## DIRECTIONS FOR THIS TASK
Determine the number of lines in the listing below where the string "Search" occurs; answer with the number alone.
### DATASET RECORDS ###
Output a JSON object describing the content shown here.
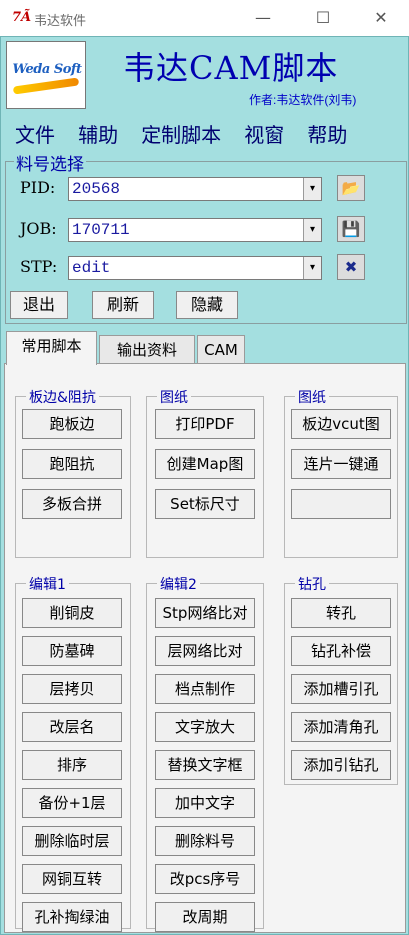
{
  "window": {
    "app_icon": "7Ã",
    "title": "韦达软件",
    "controls": {
      "minimize": "—",
      "maximize": "☐",
      "close": "✕"
    }
  },
  "header": {
    "logo_text": "Weda Soft",
    "title": "韦达CAM脚本",
    "author": "作者:韦达软件(刘韦)"
  },
  "menu": [
    "文件",
    "辅助",
    "定制脚本",
    "视窗",
    "帮助"
  ],
  "material": {
    "legend": "料号选择",
    "fields": [
      {
        "label": "PID:",
        "value": "20568"
      },
      {
        "label": "JOB:",
        "value": "170711"
      },
      {
        "label": "STP:",
        "value": "edit"
      }
    ],
    "combo_arrow": "▾",
    "icons": {
      "open": "📂",
      "save": "💾",
      "close": "✖"
    },
    "buttons": {
      "exit": "退出",
      "refresh": "刷新",
      "hide": "隐藏"
    }
  },
  "tabs": [
    "常用脚本",
    "输出资料",
    "CAM"
  ],
  "sections": {
    "board_impedance": {
      "legend": "板边&阻抗",
      "buttons": [
        "跑板边",
        "跑阻抗",
        "多板合拼"
      ]
    },
    "drawing1": {
      "legend": "图纸",
      "buttons": [
        "打印PDF",
        "创建Map图",
        "Set标尺寸"
      ]
    },
    "drawing2": {
      "legend": "图纸",
      "buttons": [
        "板边vcut图",
        "连片一键通",
        ""
      ]
    },
    "edit1": {
      "legend": "编辑1",
      "buttons": [
        "削铜皮",
        "防墓碑",
        "层拷贝",
        "改层名",
        "排序",
        "备份+1层",
        "删除临时层",
        "网铜互转",
        "孔补掏绿油"
      ]
    },
    "edit2": {
      "legend": "编辑2",
      "buttons": [
        "Stp网络比对",
        "层网络比对",
        "档点制作",
        "文字放大",
        "替换文字框",
        "加中文字",
        "删除料号",
        "改pcs序号",
        "改周期"
      ]
    },
    "drill": {
      "legend": "钻孔",
      "buttons": [
        "转孔",
        "钻孔补偿",
        "添加槽引孔",
        "添加清角孔",
        "添加引钻孔"
      ]
    }
  }
}
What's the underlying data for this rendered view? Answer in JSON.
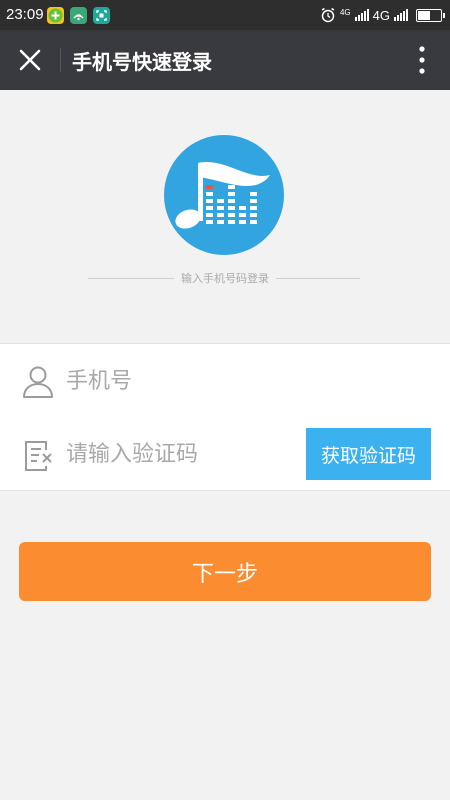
{
  "status_bar": {
    "time": "23:09",
    "network_small": "4G",
    "network": "4G",
    "battery_level": 0.6,
    "app_icons": [
      "green-plus-icon",
      "green-signal-icon",
      "teal-scan-icon"
    ]
  },
  "header": {
    "title": "手机号快速登录",
    "close_icon": "close-icon",
    "more_icon": "more-vertical-icon"
  },
  "logo": {
    "icon": "music-equalizer-icon",
    "color": "#32a5e0"
  },
  "hint": "输入手机号码登录",
  "form": {
    "phone": {
      "placeholder": "手机号",
      "value": "",
      "icon": "user-icon"
    },
    "code": {
      "placeholder": "请输入验证码",
      "value": "",
      "icon": "document-edit-icon"
    },
    "get_code_label": "获取验证码"
  },
  "next_label": "下一步",
  "colors": {
    "top_bar": "#393a3f",
    "status_bar": "#2e2e2e",
    "code_button": "#3bb2ef",
    "next_button": "#fb8c30",
    "background": "#f2f2f2"
  }
}
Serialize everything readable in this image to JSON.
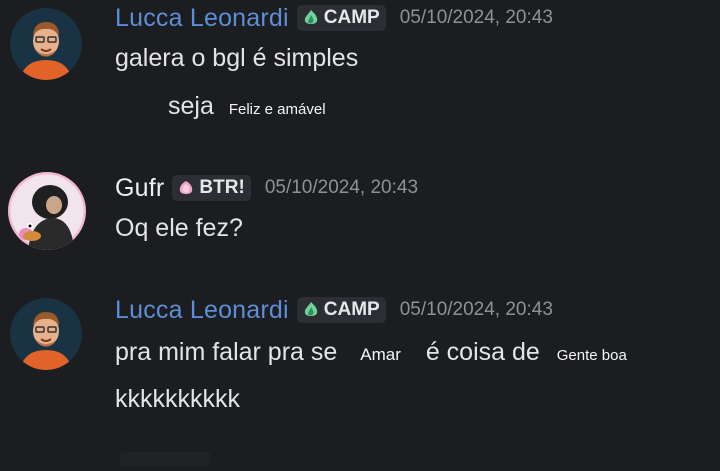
{
  "messages": [
    {
      "author": "Lucca Leonardi",
      "tag": "CAMP",
      "timestamp": "05/10/2024, 20:43",
      "line1": "galera o bgl é simples",
      "line2_word": "seja",
      "line2_note": "Feliz e amável"
    },
    {
      "author": "Gufr",
      "tag": "BTR!",
      "timestamp": "05/10/2024, 20:43",
      "line1": "Oq ele fez?"
    },
    {
      "author": "Lucca Leonardi",
      "tag": "CAMP",
      "timestamp": "05/10/2024, 20:43",
      "line1_a": "pra mim falar pra se",
      "line1_b": "Amar",
      "line1_c": "é coisa de",
      "line1_d": "Gente boa",
      "line2": "kkkkkkkkkk"
    }
  ],
  "icons": {
    "camp": "leaf-flame-icon",
    "btr": "pink-blob-icon"
  },
  "colors": {
    "background": "#1c1d20",
    "author_blue": "#5b8ed6",
    "author_white": "#eef0f3",
    "timestamp": "#8e9297",
    "tag_bg": "#2c2e33"
  }
}
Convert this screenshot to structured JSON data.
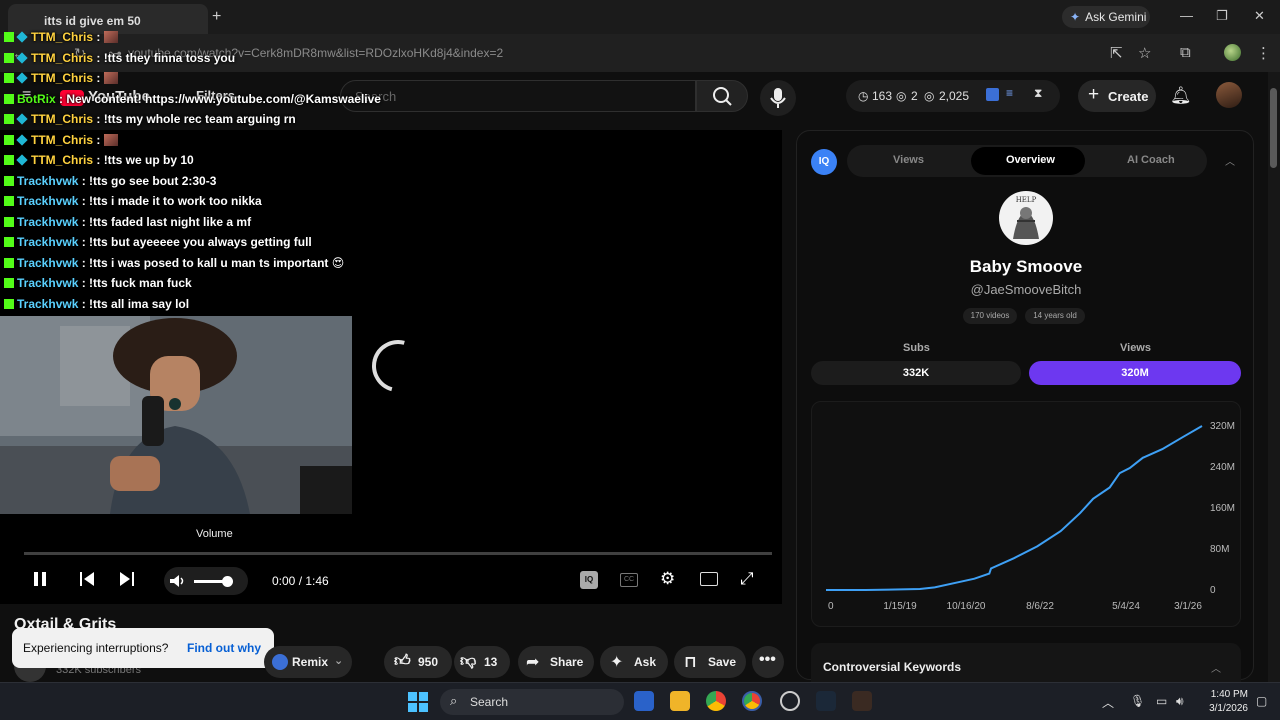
{
  "browser": {
    "tab_title": "itts id give em 50",
    "gemini_label": "Ask Gemini",
    "url": "youtube.com/watch?v=Cerk8mDR8mw&list=RDOzlxoHKd8j4&index=2"
  },
  "header": {
    "logo_text": "YouTube",
    "filter_label": "Filters",
    "search_placeholder": "Search",
    "stats": {
      "time": "163",
      "views_a": "2",
      "views_b": "2,025"
    },
    "create_label": "Create"
  },
  "chat": [
    {
      "user": "TTM_Chris",
      "msg": "",
      "emote": true,
      "user_color": "yellow"
    },
    {
      "user": "TTM_Chris",
      "msg": "!tts they finna toss you",
      "emote": false,
      "user_color": "yellow"
    },
    {
      "user": "TTM_Chris",
      "msg": "",
      "emote": true,
      "user_color": "yellow"
    },
    {
      "user": "BotRix",
      "msg": "New content! https://www.youtube.com/@Kamswaelive",
      "emote": false,
      "user_color": "bot"
    },
    {
      "user": "TTM_Chris",
      "msg": "!tts my whole rec team arguing rn",
      "emote": false,
      "user_color": "yellow"
    },
    {
      "user": "TTM_Chris",
      "msg": "",
      "emote": true,
      "user_color": "yellow"
    },
    {
      "user": "TTM_Chris",
      "msg": "!tts we up by 10",
      "emote": false,
      "user_color": "yellow"
    },
    {
      "user": "Trackhvwk",
      "msg": "!tts go see bout 2:30-3",
      "emote": false,
      "user_color": "blue"
    },
    {
      "user": "Trackhvwk",
      "msg": "!tts i made it to work too nikka",
      "emote": false,
      "user_color": "blue"
    },
    {
      "user": "Trackhvwk",
      "msg": "!tts faded last night like a mf",
      "emote": false,
      "user_color": "blue"
    },
    {
      "user": "Trackhvwk",
      "msg": "!tts but ayeeeee you always getting full",
      "emote": false,
      "user_color": "blue"
    },
    {
      "user": "Trackhvwk",
      "msg": "!tts i was posed to kall u man ts important 😍",
      "emote": false,
      "user_color": "blue"
    },
    {
      "user": "Trackhvwk",
      "msg": "!tts fuck man fuck",
      "emote": false,
      "user_color": "blue"
    },
    {
      "user": "Trackhvwk",
      "msg": "!tts all ima say lol",
      "emote": false,
      "user_color": "blue"
    }
  ],
  "player": {
    "volume_tooltip": "Volume",
    "time_display": "0:00 / 1:46",
    "volume_level": 0.75,
    "progress": 0.0,
    "iq_label": "IQ",
    "cc_label": "CC"
  },
  "video": {
    "title": "Oxtail & Grits",
    "subscribers": "332K subscribers",
    "remix_label": "Remix",
    "likes": "950",
    "dislikes": "13",
    "share_label": "Share",
    "ask_label": "Ask",
    "save_label": "Save"
  },
  "toast": {
    "text": "Experiencing interruptions?",
    "link": "Find out why"
  },
  "panel": {
    "logo": "IQ",
    "tabs": [
      "Views",
      "Overview",
      "AI Coach"
    ],
    "active_tab": "Overview",
    "avatar_text": "HELP",
    "channel_name": "Baby Smoove",
    "handle": "@JaeSmooveBitch",
    "meta": [
      "170 videos",
      "14 years old"
    ],
    "subs_label": "Subs",
    "views_label": "Views",
    "subs_value": "332K",
    "views_value": "320M",
    "controversial_label": "Controversial Keywords"
  },
  "chart_data": {
    "type": "line",
    "title": "",
    "xlabel": "",
    "ylabel": "",
    "x_ticks": [
      "0",
      "1/15/19",
      "10/16/20",
      "8/6/22",
      "5/4/24",
      "3/1/26"
    ],
    "y_ticks": [
      "0",
      "80M",
      "160M",
      "240M",
      "320M"
    ],
    "ylim": [
      0,
      320
    ],
    "y_unit": "M",
    "series": [
      {
        "color": "#3ea0f5",
        "x": [
          "2016-09-01",
          "2017-09-01",
          "2018-06-01",
          "2019-01-15",
          "2019-06-01",
          "2020-01-01",
          "2020-06-01",
          "2020-10-16",
          "2020-11-01",
          "2021-06-01",
          "2022-01-01",
          "2022-08-06",
          "2023-02-01",
          "2023-06-01",
          "2023-11-01",
          "2024-02-01",
          "2024-05-04",
          "2024-09-01",
          "2025-03-01",
          "2025-09-01",
          "2026-03-01"
        ],
        "y": [
          0,
          0,
          1,
          2,
          5,
          15,
          22,
          32,
          42,
          62,
          85,
          115,
          150,
          178,
          200,
          228,
          238,
          258,
          275,
          298,
          320
        ]
      }
    ],
    "grid": false,
    "legend": "none"
  },
  "taskbar": {
    "search_label": "Search",
    "time": "1:40 PM",
    "date": "3/1/2026"
  },
  "colors": {
    "accent_purple": "#6d38f0",
    "line_blue": "#3ea0f5",
    "youtube_red": "#ff0033",
    "kick_green": "#53fc18"
  }
}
###
## COMPLETED TASK
2